(Records contained in a dataset)
──────────
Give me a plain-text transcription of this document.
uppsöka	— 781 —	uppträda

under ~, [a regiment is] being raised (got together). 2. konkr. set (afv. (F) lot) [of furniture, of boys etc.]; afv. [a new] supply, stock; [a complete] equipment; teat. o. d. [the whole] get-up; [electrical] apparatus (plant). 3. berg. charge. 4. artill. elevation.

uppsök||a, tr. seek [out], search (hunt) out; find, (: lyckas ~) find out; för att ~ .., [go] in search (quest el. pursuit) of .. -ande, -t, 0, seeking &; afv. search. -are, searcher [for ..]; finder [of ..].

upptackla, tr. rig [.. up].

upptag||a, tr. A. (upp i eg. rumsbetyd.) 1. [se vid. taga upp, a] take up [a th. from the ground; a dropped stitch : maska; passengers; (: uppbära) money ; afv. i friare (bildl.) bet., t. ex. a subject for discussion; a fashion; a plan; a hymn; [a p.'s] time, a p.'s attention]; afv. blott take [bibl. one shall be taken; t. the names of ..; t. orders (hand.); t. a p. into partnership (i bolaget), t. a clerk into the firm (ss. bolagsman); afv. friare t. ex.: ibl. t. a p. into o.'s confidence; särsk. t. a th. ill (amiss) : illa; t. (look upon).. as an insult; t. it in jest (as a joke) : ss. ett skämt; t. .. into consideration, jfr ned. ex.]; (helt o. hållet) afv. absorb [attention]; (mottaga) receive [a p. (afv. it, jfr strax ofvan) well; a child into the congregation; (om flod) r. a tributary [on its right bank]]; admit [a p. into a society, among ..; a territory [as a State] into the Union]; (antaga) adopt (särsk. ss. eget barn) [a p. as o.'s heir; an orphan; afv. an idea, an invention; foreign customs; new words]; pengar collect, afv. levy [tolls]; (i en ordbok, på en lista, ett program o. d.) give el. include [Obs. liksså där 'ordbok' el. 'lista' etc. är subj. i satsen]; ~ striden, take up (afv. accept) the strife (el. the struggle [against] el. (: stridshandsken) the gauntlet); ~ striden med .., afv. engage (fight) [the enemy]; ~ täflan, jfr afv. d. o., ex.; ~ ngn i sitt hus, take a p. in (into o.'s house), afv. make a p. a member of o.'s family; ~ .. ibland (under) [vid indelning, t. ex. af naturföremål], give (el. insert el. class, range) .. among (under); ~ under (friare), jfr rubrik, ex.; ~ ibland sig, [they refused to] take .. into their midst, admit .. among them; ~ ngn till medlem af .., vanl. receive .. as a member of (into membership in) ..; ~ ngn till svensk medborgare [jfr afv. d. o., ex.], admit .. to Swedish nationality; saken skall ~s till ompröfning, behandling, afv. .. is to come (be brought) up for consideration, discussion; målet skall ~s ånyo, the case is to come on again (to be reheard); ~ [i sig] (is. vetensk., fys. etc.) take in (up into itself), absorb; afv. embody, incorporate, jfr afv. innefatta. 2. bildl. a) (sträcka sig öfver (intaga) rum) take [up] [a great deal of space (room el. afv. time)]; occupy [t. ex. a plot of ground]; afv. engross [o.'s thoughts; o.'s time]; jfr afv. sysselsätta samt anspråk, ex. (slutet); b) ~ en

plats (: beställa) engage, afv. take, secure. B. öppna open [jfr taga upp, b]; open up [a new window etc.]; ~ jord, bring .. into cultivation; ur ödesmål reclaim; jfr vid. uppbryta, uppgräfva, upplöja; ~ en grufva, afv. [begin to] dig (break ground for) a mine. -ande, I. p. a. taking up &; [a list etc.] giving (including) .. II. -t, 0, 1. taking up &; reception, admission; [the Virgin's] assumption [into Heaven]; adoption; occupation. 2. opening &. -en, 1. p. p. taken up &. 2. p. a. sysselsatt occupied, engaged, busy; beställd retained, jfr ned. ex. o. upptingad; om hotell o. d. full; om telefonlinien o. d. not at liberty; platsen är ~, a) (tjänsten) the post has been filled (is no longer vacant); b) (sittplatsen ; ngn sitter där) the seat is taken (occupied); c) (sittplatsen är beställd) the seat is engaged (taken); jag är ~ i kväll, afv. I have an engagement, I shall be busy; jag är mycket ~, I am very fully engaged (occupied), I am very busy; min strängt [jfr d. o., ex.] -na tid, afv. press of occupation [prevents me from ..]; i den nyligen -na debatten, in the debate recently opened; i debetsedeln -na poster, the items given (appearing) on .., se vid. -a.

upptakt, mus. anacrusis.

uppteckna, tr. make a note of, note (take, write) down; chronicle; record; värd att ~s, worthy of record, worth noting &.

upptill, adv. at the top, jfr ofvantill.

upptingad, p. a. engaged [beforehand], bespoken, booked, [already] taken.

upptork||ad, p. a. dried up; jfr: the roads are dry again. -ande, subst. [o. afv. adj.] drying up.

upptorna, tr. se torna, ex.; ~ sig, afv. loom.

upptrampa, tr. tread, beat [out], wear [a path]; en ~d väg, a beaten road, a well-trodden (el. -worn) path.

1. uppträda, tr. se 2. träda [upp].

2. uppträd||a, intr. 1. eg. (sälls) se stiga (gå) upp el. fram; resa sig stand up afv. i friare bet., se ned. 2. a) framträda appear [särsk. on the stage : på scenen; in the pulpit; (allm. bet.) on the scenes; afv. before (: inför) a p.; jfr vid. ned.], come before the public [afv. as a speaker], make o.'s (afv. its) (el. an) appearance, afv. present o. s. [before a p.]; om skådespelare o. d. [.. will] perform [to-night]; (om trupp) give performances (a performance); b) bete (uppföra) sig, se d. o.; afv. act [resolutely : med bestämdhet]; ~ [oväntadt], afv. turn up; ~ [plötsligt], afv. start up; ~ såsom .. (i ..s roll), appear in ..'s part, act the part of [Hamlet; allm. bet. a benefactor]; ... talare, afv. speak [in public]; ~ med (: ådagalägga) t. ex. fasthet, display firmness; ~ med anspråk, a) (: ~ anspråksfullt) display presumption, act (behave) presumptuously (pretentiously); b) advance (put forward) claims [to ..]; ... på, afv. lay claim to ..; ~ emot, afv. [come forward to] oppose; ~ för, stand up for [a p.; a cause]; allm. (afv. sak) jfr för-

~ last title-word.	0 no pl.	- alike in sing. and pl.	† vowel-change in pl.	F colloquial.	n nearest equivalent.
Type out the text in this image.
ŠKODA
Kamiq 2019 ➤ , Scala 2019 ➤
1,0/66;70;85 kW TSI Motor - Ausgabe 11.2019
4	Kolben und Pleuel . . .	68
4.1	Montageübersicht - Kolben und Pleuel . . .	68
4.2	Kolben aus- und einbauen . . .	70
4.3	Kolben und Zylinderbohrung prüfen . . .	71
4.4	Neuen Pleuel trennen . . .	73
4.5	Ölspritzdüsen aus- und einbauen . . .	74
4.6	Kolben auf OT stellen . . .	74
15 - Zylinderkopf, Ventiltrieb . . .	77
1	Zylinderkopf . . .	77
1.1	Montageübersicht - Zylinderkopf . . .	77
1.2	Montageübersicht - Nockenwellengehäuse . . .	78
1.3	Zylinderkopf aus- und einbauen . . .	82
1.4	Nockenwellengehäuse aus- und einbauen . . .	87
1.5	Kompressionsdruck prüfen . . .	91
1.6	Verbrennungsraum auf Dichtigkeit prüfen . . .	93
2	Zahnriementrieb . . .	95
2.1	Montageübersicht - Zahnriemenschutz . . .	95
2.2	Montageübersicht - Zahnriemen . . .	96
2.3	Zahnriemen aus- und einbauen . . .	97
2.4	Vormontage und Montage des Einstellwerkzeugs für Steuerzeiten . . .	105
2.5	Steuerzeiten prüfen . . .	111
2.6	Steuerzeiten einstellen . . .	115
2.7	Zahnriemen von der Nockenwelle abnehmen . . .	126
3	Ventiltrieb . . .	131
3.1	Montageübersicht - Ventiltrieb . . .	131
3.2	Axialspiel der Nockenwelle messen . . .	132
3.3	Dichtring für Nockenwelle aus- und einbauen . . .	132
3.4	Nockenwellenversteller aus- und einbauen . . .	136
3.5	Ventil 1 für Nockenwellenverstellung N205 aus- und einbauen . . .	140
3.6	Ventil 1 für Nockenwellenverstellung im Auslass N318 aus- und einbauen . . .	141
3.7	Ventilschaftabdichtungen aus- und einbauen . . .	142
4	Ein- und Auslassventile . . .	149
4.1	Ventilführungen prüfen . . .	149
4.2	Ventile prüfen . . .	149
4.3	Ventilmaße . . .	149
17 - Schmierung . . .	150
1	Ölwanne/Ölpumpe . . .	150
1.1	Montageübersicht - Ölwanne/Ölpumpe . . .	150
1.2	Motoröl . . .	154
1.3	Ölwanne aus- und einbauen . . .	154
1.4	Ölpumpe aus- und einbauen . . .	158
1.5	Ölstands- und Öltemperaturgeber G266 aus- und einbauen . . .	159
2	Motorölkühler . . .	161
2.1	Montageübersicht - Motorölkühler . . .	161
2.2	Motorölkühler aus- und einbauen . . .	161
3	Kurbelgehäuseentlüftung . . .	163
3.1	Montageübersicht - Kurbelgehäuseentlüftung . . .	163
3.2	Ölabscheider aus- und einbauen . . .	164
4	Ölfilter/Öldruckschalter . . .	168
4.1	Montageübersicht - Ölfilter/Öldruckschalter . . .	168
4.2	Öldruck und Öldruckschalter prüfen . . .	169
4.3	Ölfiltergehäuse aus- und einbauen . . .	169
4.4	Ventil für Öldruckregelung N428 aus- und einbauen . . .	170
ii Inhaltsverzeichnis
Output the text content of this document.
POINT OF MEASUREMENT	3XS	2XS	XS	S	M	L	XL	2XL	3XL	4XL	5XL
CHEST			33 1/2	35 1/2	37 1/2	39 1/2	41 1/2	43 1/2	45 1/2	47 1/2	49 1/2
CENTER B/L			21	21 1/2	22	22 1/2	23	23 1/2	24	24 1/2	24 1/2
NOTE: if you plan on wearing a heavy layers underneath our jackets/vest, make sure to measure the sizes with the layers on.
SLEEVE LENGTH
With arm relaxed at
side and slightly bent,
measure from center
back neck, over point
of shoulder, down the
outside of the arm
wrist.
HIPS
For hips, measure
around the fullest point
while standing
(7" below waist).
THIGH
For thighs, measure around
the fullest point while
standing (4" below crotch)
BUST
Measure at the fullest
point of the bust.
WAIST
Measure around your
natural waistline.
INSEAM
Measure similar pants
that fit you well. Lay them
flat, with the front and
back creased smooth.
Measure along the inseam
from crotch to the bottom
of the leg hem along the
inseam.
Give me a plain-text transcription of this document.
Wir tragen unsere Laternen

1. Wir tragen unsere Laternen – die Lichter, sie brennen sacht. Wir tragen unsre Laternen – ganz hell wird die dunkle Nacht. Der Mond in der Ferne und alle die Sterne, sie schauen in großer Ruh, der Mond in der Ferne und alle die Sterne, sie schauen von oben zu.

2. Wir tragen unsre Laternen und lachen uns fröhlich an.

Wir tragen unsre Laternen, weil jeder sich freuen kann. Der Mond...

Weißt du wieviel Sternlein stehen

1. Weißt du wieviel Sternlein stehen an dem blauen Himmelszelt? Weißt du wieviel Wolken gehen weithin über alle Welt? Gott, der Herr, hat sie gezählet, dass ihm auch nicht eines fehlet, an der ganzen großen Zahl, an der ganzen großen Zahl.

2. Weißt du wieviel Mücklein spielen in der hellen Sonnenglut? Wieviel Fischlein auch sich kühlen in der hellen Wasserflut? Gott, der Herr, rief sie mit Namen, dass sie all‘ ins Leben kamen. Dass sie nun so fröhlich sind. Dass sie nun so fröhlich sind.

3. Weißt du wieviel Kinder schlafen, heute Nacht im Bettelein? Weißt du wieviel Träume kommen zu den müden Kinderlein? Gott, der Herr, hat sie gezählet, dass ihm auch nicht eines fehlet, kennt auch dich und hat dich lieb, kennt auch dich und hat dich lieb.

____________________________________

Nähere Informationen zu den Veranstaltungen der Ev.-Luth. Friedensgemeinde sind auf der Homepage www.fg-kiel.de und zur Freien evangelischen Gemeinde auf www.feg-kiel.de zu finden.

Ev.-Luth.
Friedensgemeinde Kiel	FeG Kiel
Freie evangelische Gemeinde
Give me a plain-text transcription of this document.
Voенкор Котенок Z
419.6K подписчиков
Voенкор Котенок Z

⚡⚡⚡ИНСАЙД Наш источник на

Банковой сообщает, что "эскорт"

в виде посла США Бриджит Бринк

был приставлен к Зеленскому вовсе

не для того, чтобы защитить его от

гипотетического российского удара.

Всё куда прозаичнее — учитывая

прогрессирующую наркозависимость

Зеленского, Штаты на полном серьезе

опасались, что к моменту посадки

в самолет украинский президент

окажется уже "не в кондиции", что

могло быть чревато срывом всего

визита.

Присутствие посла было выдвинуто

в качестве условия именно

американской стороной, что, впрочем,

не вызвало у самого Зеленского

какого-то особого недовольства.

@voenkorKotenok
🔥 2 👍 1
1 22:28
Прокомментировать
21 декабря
──────────
WHAT THIS TASK INVOLVES: Scan the material for lines with the word "fehlet", and copy each line you find.

CORRECT RESULT:
1. Weißt du wieviel Sternlein stehen an dem blauen Himmelszelt? Weißt du wieviel Wolken gehen weithin über alle Welt? Gott, der Herr, hat sie gezählet, dass ihm auch nicht eines fehlet, an der ganzen großen Zahl, an der ganzen großen Zahl.
3. Weißt du wieviel Kinder schlafen, heute Nacht im Bettelein? Weißt du wieviel Träume kommen zu den müden Kinderlein? Gott, der Herr, hat sie gezählet, dass ihm auch nicht eines fehlet, kennt auch dich und hat dich lieb, kennt auch dich und hat dich lieb.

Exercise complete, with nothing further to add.